Items from a data source:
········

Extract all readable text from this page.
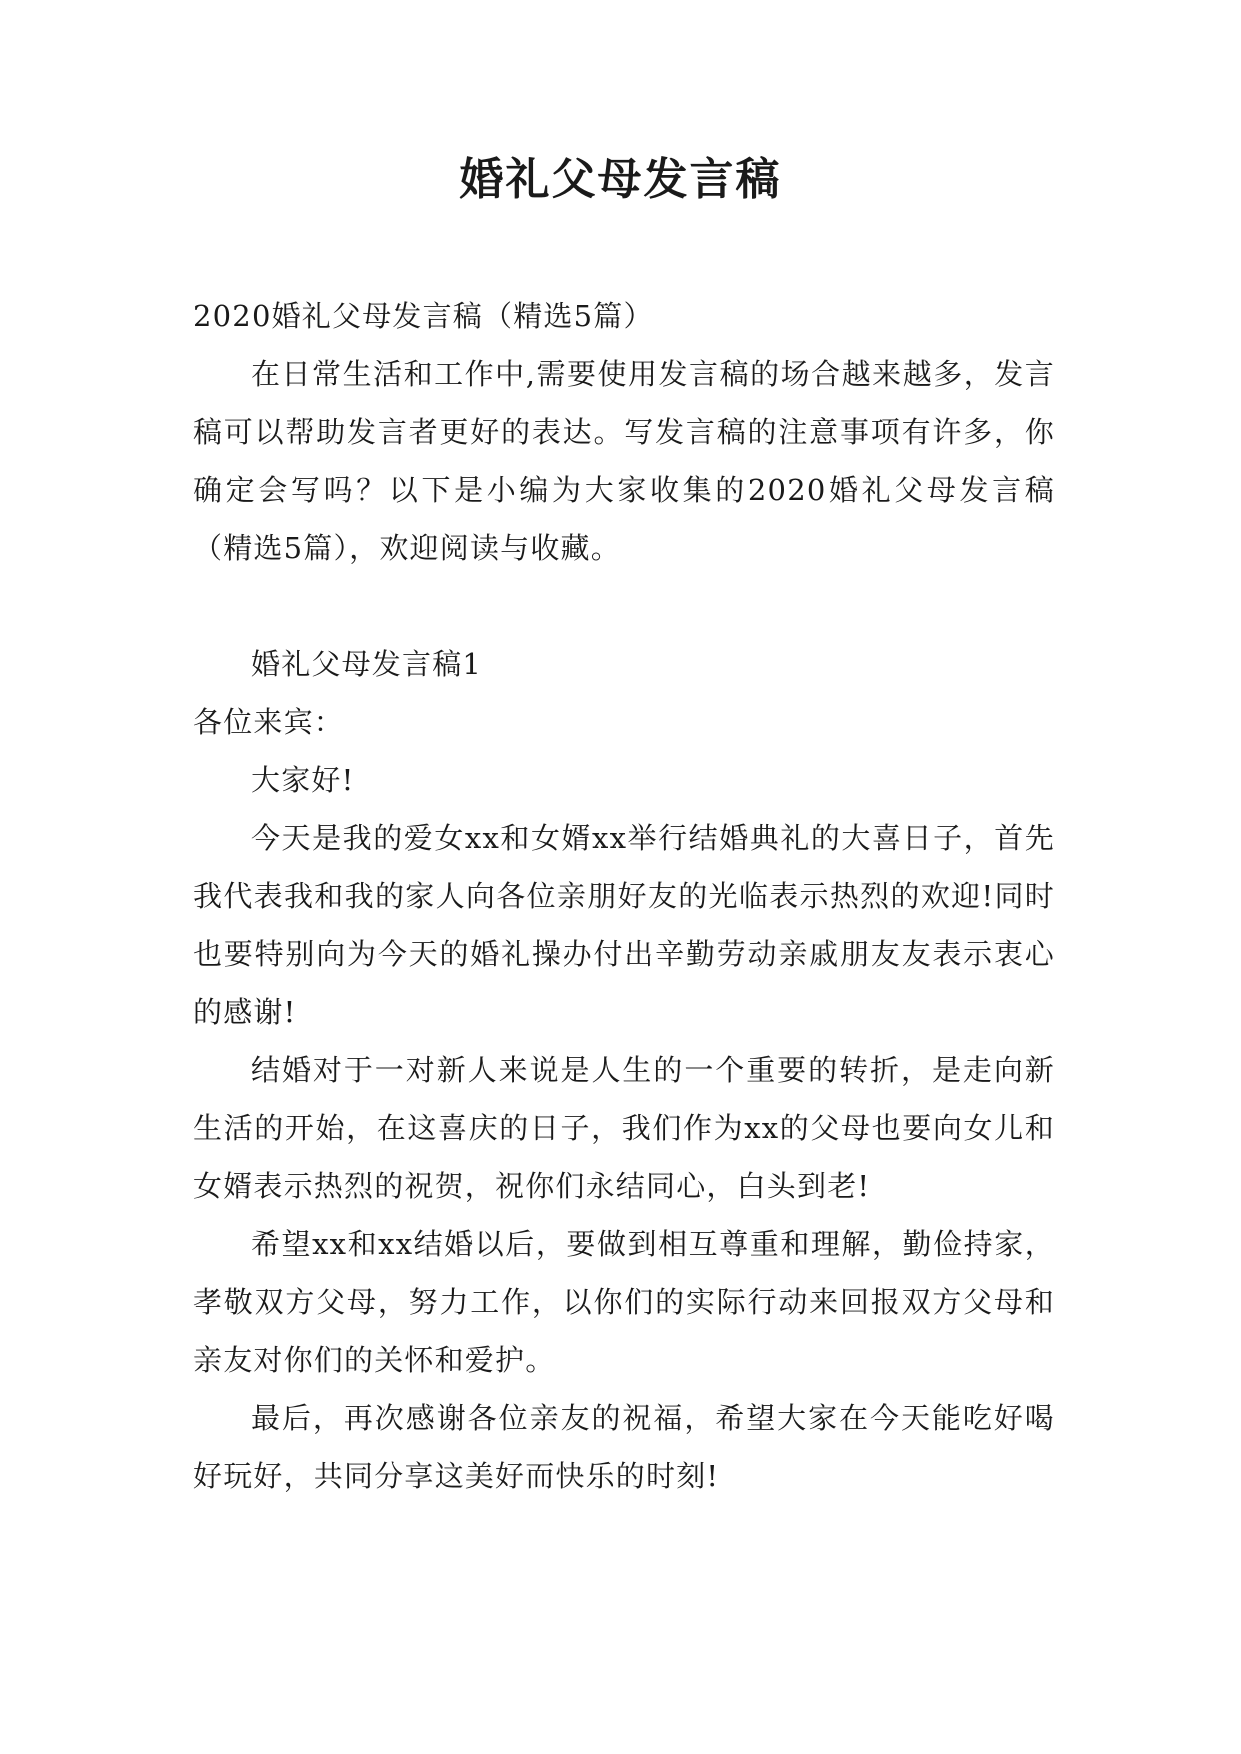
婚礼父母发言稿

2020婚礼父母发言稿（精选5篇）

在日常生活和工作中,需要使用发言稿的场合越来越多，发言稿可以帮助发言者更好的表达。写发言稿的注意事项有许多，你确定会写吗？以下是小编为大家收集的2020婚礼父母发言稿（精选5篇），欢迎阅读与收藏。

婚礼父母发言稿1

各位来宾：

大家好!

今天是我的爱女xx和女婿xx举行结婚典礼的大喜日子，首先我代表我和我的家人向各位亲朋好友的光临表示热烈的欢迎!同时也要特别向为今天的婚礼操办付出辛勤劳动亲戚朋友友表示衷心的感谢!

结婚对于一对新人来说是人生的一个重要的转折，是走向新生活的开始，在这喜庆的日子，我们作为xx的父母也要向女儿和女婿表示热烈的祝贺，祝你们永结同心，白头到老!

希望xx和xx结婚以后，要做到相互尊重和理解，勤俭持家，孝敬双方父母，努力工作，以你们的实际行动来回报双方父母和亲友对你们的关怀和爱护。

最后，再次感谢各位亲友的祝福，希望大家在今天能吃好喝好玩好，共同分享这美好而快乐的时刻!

········

__Requirement__
Without the images, write out each line of the data verbatim.

__Answer to the problem__
Extract all readable text from this page.
婚礼父母发言稿

2020婚礼父母发言稿（精选5篇）

在日常生活和工作中,需要使用发言稿的场合越来越多，发言稿可以帮助发言者更好的表达。写发言稿的注意事项有许多，你确定会写吗？以下是小编为大家收集的2020婚礼父母发言稿（精选5篇），欢迎阅读与收藏。

婚礼父母发言稿1

各位来宾：

大家好!

今天是我的爱女xx和女婿xx举行结婚典礼的大喜日子，首先我代表我和我的家人向各位亲朋好友的光临表示热烈的欢迎!同时也要特别向为今天的婚礼操办付出辛勤劳动亲戚朋友友表示衷心的感谢!

结婚对于一对新人来说是人生的一个重要的转折，是走向新生活的开始，在这喜庆的日子，我们作为xx的父母也要向女儿和女婿表示热烈的祝贺，祝你们永结同心，白头到老!

希望xx和xx结婚以后，要做到相互尊重和理解，勤俭持家，孝敬双方父母，努力工作，以你们的实际行动来回报双方父母和亲友对你们的关怀和爱护。

最后，再次感谢各位亲友的祝福，希望大家在今天能吃好喝好玩好，共同分享这美好而快乐的时刻!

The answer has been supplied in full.